--- start AVAILABLE DATA ---
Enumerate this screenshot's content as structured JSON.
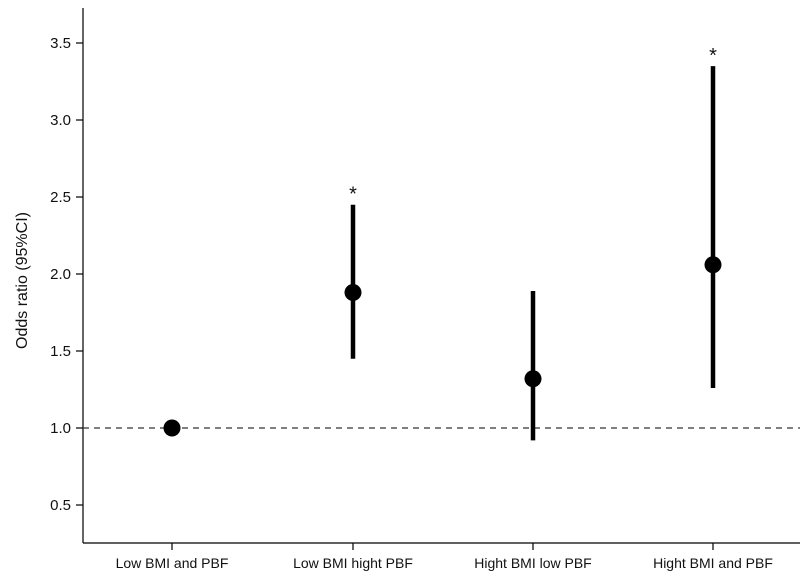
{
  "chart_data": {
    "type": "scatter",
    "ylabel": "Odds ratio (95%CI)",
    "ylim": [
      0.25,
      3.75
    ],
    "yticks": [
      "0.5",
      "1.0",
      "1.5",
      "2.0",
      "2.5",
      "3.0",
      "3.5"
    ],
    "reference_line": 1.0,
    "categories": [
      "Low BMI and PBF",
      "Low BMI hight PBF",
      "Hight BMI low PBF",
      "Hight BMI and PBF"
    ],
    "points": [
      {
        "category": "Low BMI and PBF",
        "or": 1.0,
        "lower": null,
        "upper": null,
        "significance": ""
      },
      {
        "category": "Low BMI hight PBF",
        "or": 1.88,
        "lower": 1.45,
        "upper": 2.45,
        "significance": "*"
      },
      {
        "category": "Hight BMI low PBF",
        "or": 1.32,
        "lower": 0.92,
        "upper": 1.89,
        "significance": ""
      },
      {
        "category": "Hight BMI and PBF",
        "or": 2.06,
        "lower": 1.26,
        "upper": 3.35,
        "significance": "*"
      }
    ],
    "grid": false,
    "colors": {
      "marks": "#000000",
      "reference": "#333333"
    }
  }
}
--- end AVAILABLE DATA ---
• **TASK TO CARRY OUT**: Without the pictures, return the entries exactly as they appear.

• **CORRECT OUTPUT**:
Enumerate this screenshot's content as structured JSON.
{
  "chart_data": {
    "type": "scatter",
    "ylabel": "Odds ratio (95%CI)",
    "ylim": [
      0.25,
      3.75
    ],
    "yticks": [
      "0.5",
      "1.0",
      "1.5",
      "2.0",
      "2.5",
      "3.0",
      "3.5"
    ],
    "reference_line": 1.0,
    "categories": [
      "Low BMI and PBF",
      "Low BMI hight PBF",
      "Hight BMI low PBF",
      "Hight BMI and PBF"
    ],
    "points": [
      {
        "category": "Low BMI and PBF",
        "or": 1.0,
        "lower": null,
        "upper": null,
        "significance": ""
      },
      {
        "category": "Low BMI hight PBF",
        "or": 1.88,
        "lower": 1.45,
        "upper": 2.45,
        "significance": "*"
      },
      {
        "category": "Hight BMI low PBF",
        "or": 1.32,
        "lower": 0.92,
        "upper": 1.89,
        "significance": ""
      },
      {
        "category": "Hight BMI and PBF",
        "or": 2.06,
        "lower": 1.26,
        "upper": 3.35,
        "significance": "*"
      }
    ],
    "grid": false,
    "colors": {
      "marks": "#000000",
      "reference": "#333333"
    }
  }
}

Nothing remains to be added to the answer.